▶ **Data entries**

# # # # #

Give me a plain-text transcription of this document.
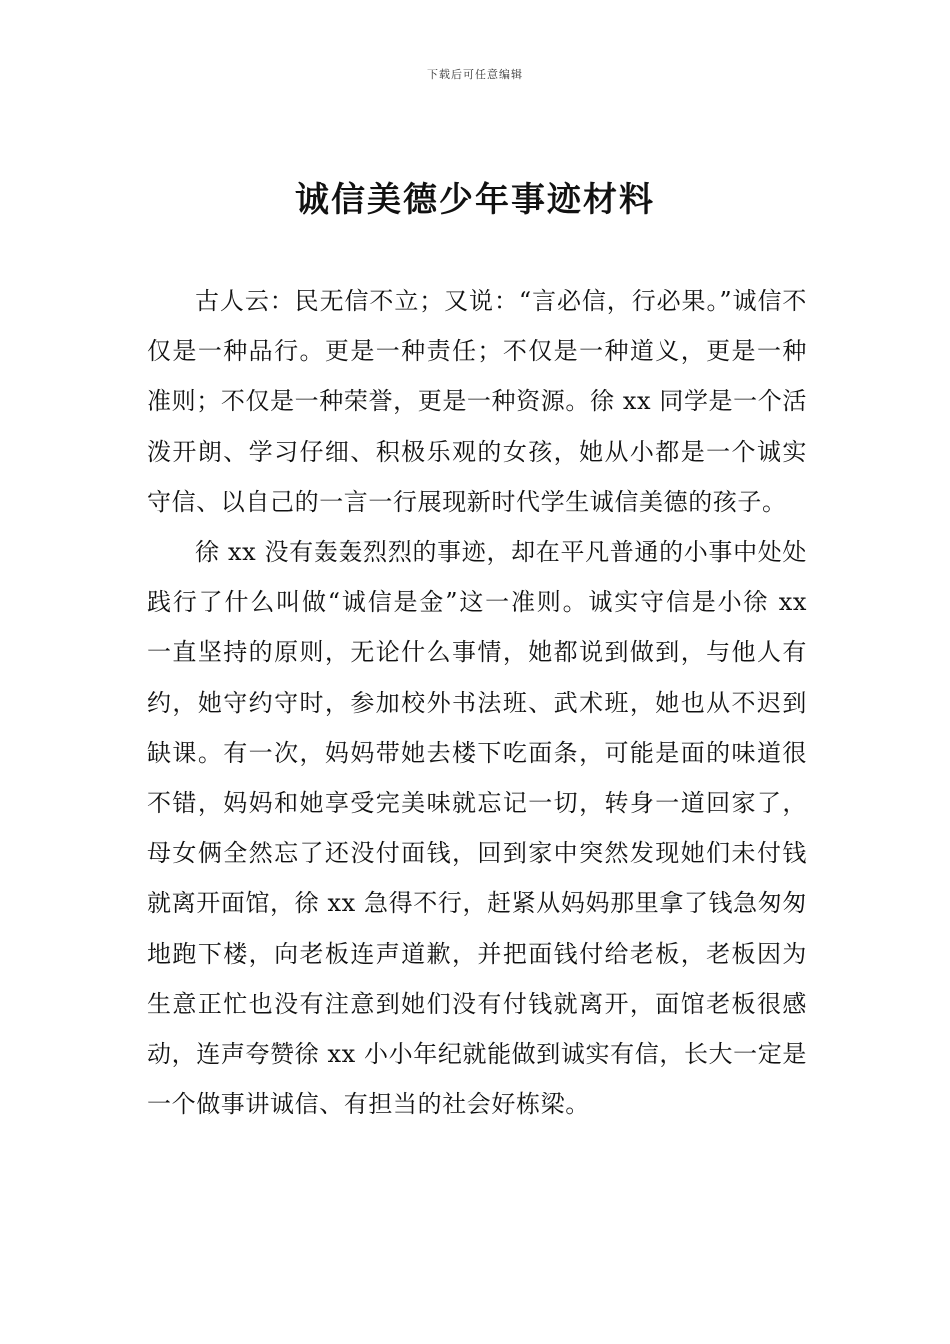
下载后可任意编辑
诚信美德少年事迹材料

古人云：民无信不立；又说：“言必信，行必果。”诚信不仅是一种品行。更是一种责任；不仅是一种道义，更是一种准则；不仅是一种荣誉，更是一种资源。徐 xx 同学是一个活泼开朗、学习仔细、积极乐观的女孩，她从小都是一个诚实守信、以自己的一言一行展现新时代学生诚信美德的孩子。

徐 xx 没有轰轰烈烈的事迹，却在平凡普通的小事中处处践行了什么叫做“诚信是金”这一准则。诚实守信是小徐 xx 一直坚持的原则，无论什么事情，她都说到做到，与他人有约，她守约守时，参加校外书法班、武术班，她也从不迟到缺课。有一次，妈妈带她去楼下吃面条，可能是面的味道很不错，妈妈和她享受完美味就忘记一切，转身一道回家了，母女俩全然忘了还没付面钱，回到家中突然发现她们未付钱就离开面馆，徐 xx 急得不行，赶紧从妈妈那里拿了钱急匆匆地跑下楼，向老板连声道歉，并把面钱付给老板，老板因为生意正忙也没有注意到她们没有付钱就离开，面馆老板很感动，连声夸赞徐 xx 小小年纪就能做到诚实有信，长大一定是一个做事讲诚信、有担当的社会好栋梁。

# # # # #

▶ **WRITTEN REQUEST**
Retype each entry precisely. Skip images entirely.

▶ **SOLUTION TO THIS EXERCISE**
Give me a plain-text transcription of this document.
下载后可任意编辑
诚信美德少年事迹材料

古人云：民无信不立；又说：“言必信，行必果。”诚信不仅是一种品行。更是一种责任；不仅是一种道义，更是一种准则；不仅是一种荣誉，更是一种资源。徐 xx 同学是一个活泼开朗、学习仔细、积极乐观的女孩，她从小都是一个诚实守信、以自己的一言一行展现新时代学生诚信美德的孩子。

徐 xx 没有轰轰烈烈的事迹，却在平凡普通的小事中处处践行了什么叫做“诚信是金”这一准则。诚实守信是小徐 xx 一直坚持的原则，无论什么事情，她都说到做到，与他人有约，她守约守时，参加校外书法班、武术班，她也从不迟到缺课。有一次，妈妈带她去楼下吃面条，可能是面的味道很不错，妈妈和她享受完美味就忘记一切，转身一道回家了，母女俩全然忘了还没付面钱，回到家中突然发现她们未付钱就离开面馆，徐 xx 急得不行，赶紧从妈妈那里拿了钱急匆匆地跑下楼，向老板连声道歉，并把面钱付给老板，老板因为生意正忙也没有注意到她们没有付钱就离开，面馆老板很感动，连声夸赞徐 xx 小小年纪就能做到诚实有信，长大一定是一个做事讲诚信、有担当的社会好栋梁。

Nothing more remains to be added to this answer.